◆ **Raw records**
------------
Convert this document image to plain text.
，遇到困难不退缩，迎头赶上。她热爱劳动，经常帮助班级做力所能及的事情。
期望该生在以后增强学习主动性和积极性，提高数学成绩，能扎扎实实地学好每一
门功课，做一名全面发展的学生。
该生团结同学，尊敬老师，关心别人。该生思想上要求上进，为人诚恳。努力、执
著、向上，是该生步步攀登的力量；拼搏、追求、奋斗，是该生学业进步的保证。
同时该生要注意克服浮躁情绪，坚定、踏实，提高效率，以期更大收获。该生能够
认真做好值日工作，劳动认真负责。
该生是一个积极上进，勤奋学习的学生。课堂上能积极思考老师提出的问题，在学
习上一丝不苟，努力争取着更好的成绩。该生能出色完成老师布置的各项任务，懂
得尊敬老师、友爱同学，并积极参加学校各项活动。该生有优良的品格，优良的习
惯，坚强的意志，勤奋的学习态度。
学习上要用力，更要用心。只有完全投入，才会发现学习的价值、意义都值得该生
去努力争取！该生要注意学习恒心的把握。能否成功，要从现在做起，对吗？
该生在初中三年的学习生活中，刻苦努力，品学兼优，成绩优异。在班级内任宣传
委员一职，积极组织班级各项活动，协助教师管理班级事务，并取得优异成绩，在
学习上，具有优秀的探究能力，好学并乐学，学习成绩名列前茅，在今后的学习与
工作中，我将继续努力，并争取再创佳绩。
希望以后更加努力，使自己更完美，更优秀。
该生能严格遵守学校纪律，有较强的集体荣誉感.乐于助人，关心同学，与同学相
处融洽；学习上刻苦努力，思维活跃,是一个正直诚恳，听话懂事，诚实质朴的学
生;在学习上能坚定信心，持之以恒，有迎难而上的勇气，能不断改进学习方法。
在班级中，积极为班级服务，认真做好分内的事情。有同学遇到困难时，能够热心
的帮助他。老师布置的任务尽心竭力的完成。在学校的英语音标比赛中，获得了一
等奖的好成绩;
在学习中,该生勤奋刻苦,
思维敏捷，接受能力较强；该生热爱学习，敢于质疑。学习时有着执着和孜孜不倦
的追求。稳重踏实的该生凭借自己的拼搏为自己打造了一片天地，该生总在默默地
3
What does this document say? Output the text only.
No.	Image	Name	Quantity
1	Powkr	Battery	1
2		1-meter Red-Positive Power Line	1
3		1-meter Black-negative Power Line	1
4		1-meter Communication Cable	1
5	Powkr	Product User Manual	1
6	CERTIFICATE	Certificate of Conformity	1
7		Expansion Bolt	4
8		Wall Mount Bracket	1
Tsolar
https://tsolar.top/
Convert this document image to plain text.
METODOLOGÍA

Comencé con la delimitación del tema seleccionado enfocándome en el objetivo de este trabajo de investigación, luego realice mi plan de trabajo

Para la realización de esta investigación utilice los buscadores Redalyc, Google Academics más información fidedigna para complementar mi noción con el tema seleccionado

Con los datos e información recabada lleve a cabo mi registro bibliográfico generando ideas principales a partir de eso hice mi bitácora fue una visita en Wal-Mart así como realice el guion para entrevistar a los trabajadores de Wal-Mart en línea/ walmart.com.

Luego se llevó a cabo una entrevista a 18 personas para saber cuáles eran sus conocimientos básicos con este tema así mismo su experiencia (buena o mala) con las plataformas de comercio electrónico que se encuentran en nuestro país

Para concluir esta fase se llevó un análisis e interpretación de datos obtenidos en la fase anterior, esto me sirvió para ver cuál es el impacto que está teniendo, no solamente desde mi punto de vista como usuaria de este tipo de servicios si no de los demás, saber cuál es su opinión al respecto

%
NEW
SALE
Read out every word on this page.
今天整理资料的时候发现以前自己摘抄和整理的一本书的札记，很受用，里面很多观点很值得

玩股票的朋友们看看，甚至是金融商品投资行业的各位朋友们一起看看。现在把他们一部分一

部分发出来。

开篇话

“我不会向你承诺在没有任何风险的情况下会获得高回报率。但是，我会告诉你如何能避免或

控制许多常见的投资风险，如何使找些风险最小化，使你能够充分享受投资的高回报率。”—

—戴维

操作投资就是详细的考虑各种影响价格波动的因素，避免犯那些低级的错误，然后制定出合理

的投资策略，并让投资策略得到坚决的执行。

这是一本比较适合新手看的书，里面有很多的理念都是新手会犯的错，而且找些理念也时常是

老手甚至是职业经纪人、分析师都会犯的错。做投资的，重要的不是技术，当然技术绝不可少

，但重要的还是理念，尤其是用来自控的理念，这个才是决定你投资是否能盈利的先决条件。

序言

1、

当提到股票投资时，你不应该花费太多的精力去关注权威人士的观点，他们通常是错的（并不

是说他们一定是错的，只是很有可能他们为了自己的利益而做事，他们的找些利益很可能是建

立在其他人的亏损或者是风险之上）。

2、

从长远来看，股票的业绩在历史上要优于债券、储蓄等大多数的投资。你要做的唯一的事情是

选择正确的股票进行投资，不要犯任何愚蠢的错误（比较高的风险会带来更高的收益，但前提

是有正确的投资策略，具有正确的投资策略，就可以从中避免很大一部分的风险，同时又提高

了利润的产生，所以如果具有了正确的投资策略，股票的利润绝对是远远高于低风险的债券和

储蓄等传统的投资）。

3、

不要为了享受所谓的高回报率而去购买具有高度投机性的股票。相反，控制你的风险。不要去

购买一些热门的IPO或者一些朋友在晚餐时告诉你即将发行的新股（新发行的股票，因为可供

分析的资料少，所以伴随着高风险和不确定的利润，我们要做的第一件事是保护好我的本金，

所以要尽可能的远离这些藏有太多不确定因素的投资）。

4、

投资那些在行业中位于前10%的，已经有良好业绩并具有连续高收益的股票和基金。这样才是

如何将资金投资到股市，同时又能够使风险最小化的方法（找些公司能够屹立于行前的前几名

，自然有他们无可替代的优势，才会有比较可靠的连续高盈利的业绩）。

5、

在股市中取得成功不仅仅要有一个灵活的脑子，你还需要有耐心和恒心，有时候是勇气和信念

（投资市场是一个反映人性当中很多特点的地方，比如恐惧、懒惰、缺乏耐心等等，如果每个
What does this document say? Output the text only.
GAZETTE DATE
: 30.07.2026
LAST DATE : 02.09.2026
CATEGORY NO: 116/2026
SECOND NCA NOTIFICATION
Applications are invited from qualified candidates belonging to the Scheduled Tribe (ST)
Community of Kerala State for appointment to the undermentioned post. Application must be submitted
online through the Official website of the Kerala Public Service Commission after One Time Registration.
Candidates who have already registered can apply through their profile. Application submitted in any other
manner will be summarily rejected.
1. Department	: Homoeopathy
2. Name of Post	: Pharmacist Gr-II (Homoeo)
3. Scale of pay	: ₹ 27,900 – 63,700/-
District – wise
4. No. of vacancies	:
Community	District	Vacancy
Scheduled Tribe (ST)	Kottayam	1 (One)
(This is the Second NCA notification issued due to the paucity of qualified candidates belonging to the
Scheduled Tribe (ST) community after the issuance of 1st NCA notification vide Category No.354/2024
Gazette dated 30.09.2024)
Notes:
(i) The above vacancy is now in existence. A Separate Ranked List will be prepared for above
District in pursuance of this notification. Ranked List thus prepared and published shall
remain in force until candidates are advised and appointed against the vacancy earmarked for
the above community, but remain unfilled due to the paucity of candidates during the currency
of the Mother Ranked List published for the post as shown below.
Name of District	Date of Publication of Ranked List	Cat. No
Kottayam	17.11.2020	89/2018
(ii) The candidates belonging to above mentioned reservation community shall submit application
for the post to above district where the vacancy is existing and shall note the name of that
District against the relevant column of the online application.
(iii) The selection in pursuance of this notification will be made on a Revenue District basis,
------------
◆ **Aim of the task**
Output the listing above exactly as it appears.

◆ **Output for this task**
Convert this document image to plain text.
，遇到困难不退缩，迎头赶上。她热爱劳动，经常帮助班级做力所能及的事情。
期望该生在以后增强学习主动性和积极性，提高数学成绩，能扎扎实实地学好每一
门功课，做一名全面发展的学生。
该生团结同学，尊敬老师，关心别人。该生思想上要求上进，为人诚恳。努力、执
著、向上，是该生步步攀登的力量；拼搏、追求、奋斗，是该生学业进步的保证。
同时该生要注意克服浮躁情绪，坚定、踏实，提高效率，以期更大收获。该生能够
认真做好值日工作，劳动认真负责。
该生是一个积极上进，勤奋学习的学生。课堂上能积极思考老师提出的问题，在学
习上一丝不苟，努力争取着更好的成绩。该生能出色完成老师布置的各项任务，懂
得尊敬老师、友爱同学，并积极参加学校各项活动。该生有优良的品格，优良的习
惯，坚强的意志，勤奋的学习态度。
学习上要用力，更要用心。只有完全投入，才会发现学习的价值、意义都值得该生
去努力争取！该生要注意学习恒心的把握。能否成功，要从现在做起，对吗？
该生在初中三年的学习生活中，刻苦努力，品学兼优，成绩优异。在班级内任宣传
委员一职，积极组织班级各项活动，协助教师管理班级事务，并取得优异成绩，在
学习上，具有优秀的探究能力，好学并乐学，学习成绩名列前茅，在今后的学习与
工作中，我将继续努力，并争取再创佳绩。
希望以后更加努力，使自己更完美，更优秀。
该生能严格遵守学校纪律，有较强的集体荣誉感.乐于助人，关心同学，与同学相
处融洽；学习上刻苦努力，思维活跃,是一个正直诚恳，听话懂事，诚实质朴的学
生;在学习上能坚定信心，持之以恒，有迎难而上的勇气，能不断改进学习方法。
在班级中，积极为班级服务，认真做好分内的事情。有同学遇到困难时，能够热心
的帮助他。老师布置的任务尽心竭力的完成。在学校的英语音标比赛中，获得了一
等奖的好成绩;
在学习中,该生勤奋刻苦,
思维敏捷，接受能力较强；该生热爱学习，敢于质疑。学习时有着执着和孜孜不倦
的追求。稳重踏实的该生凭借自己的拼搏为自己打造了一片天地，该生总在默默地
3
What does this document say? Output the text only.
No.	Image	Name	Quantity
1	Powkr	Battery	1
2		1-meter Red-Positive Power Line	1
3		1-meter Black-negative Power Line	1
4		1-meter Communication Cable	1
5	Powkr	Product User Manual	1
6	CERTIFICATE	Certificate of Conformity	1
7		Expansion Bolt	4
8		Wall Mount Bracket	1
Tsolar
https://tsolar.top/
Convert this document image to plain text.
METODOLOGÍA

Comencé con la delimitación del tema seleccionado enfocándome en el objetivo de este trabajo de investigación, luego realice mi plan de trabajo

Para la realización de esta investigación utilice los buscadores Redalyc, Google Academics más información fidedigna para complementar mi noción con el tema seleccionado

Con los datos e información recabada lleve a cabo mi registro bibliográfico generando ideas principales a partir de eso hice mi bitácora fue una visita en Wal-Mart así como realice el guion para entrevistar a los trabajadores de Wal-Mart en línea/ walmart.com.

Luego se llevó a cabo una entrevista a 18 personas para saber cuáles eran sus conocimientos básicos con este tema así mismo su experiencia (buena o mala) con las plataformas de comercio electrónico que se encuentran en nuestro país

Para concluir esta fase se llevó un análisis e interpretación de datos obtenidos en la fase anterior, esto me sirvió para ver cuál es el impacto que está teniendo, no solamente desde mi punto de vista como usuaria de este tipo de servicios si no de los demás, saber cuál es su opinión al respecto

%
NEW
SALE
Read out every word on this page.
今天整理资料的时候发现以前自己摘抄和整理的一本书的札记，很受用，里面很多观点很值得

玩股票的朋友们看看，甚至是金融商品投资行业的各位朋友们一起看看。现在把他们一部分一

部分发出来。

开篇话

“我不会向你承诺在没有任何风险的情况下会获得高回报率。但是，我会告诉你如何能避免或

控制许多常见的投资风险，如何使找些风险最小化，使你能够充分享受投资的高回报率。”—

—戴维

操作投资就是详细的考虑各种影响价格波动的因素，避免犯那些低级的错误，然后制定出合理

的投资策略，并让投资策略得到坚决的执行。

这是一本比较适合新手看的书，里面有很多的理念都是新手会犯的错，而且找些理念也时常是

老手甚至是职业经纪人、分析师都会犯的错。做投资的，重要的不是技术，当然技术绝不可少

，但重要的还是理念，尤其是用来自控的理念，这个才是决定你投资是否能盈利的先决条件。

序言

1、

当提到股票投资时，你不应该花费太多的精力去关注权威人士的观点，他们通常是错的（并不

是说他们一定是错的，只是很有可能他们为了自己的利益而做事，他们的找些利益很可能是建

立在其他人的亏损或者是风险之上）。

2、

从长远来看，股票的业绩在历史上要优于债券、储蓄等大多数的投资。你要做的唯一的事情是

选择正确的股票进行投资，不要犯任何愚蠢的错误（比较高的风险会带来更高的收益，但前提

是有正确的投资策略，具有正确的投资策略，就可以从中避免很大一部分的风险，同时又提高

了利润的产生，所以如果具有了正确的投资策略，股票的利润绝对是远远高于低风险的债券和

储蓄等传统的投资）。

3、

不要为了享受所谓的高回报率而去购买具有高度投机性的股票。相反，控制你的风险。不要去

购买一些热门的IPO或者一些朋友在晚餐时告诉你即将发行的新股（新发行的股票，因为可供

分析的资料少，所以伴随着高风险和不确定的利润，我们要做的第一件事是保护好我的本金，

所以要尽可能的远离这些藏有太多不确定因素的投资）。

4、

投资那些在行业中位于前10%的，已经有良好业绩并具有连续高收益的股票和基金。这样才是

如何将资金投资到股市，同时又能够使风险最小化的方法（找些公司能够屹立于行前的前几名

，自然有他们无可替代的优势，才会有比较可靠的连续高盈利的业绩）。

5、

在股市中取得成功不仅仅要有一个灵活的脑子，你还需要有耐心和恒心，有时候是勇气和信念

（投资市场是一个反映人性当中很多特点的地方，比如恐惧、懒惰、缺乏耐心等等，如果每个
What does this document say? Output the text only.
GAZETTE DATE
: 30.07.2026
LAST DATE : 02.09.2026
CATEGORY NO: 116/2026
SECOND NCA NOTIFICATION
Applications are invited from qualified candidates belonging to the Scheduled Tribe (ST)
Community of Kerala State for appointment to the undermentioned post. Application must be submitted
online through the Official website of the Kerala Public Service Commission after One Time Registration.
Candidates who have already registered can apply through their profile. Application submitted in any other
manner will be summarily rejected.
1. Department	: Homoeopathy
2. Name of Post	: Pharmacist Gr-II (Homoeo)
3. Scale of pay	: ₹ 27,900 – 63,700/-
District – wise
4. No. of vacancies	:
Community	District	Vacancy
Scheduled Tribe (ST)	Kottayam	1 (One)
(This is the Second NCA notification issued due to the paucity of qualified candidates belonging to the
Scheduled Tribe (ST) community after the issuance of 1st NCA notification vide Category No.354/2024
Gazette dated 30.09.2024)
Notes:
(i) The above vacancy is now in existence. A Separate Ranked List will be prepared for above
District in pursuance of this notification. Ranked List thus prepared and published shall
remain in force until candidates are advised and appointed against the vacancy earmarked for
the above community, but remain unfilled due to the paucity of candidates during the currency
of the Mother Ranked List published for the post as shown below.
Name of District	Date of Publication of Ranked List	Cat. No
Kottayam	17.11.2020	89/2018
(ii) The candidates belonging to above mentioned reservation community shall submit application
for the post to above district where the vacancy is existing and shall note the name of that
District against the relevant column of the online application.
(iii) The selection in pursuance of this notification will be made on a Revenue District basis,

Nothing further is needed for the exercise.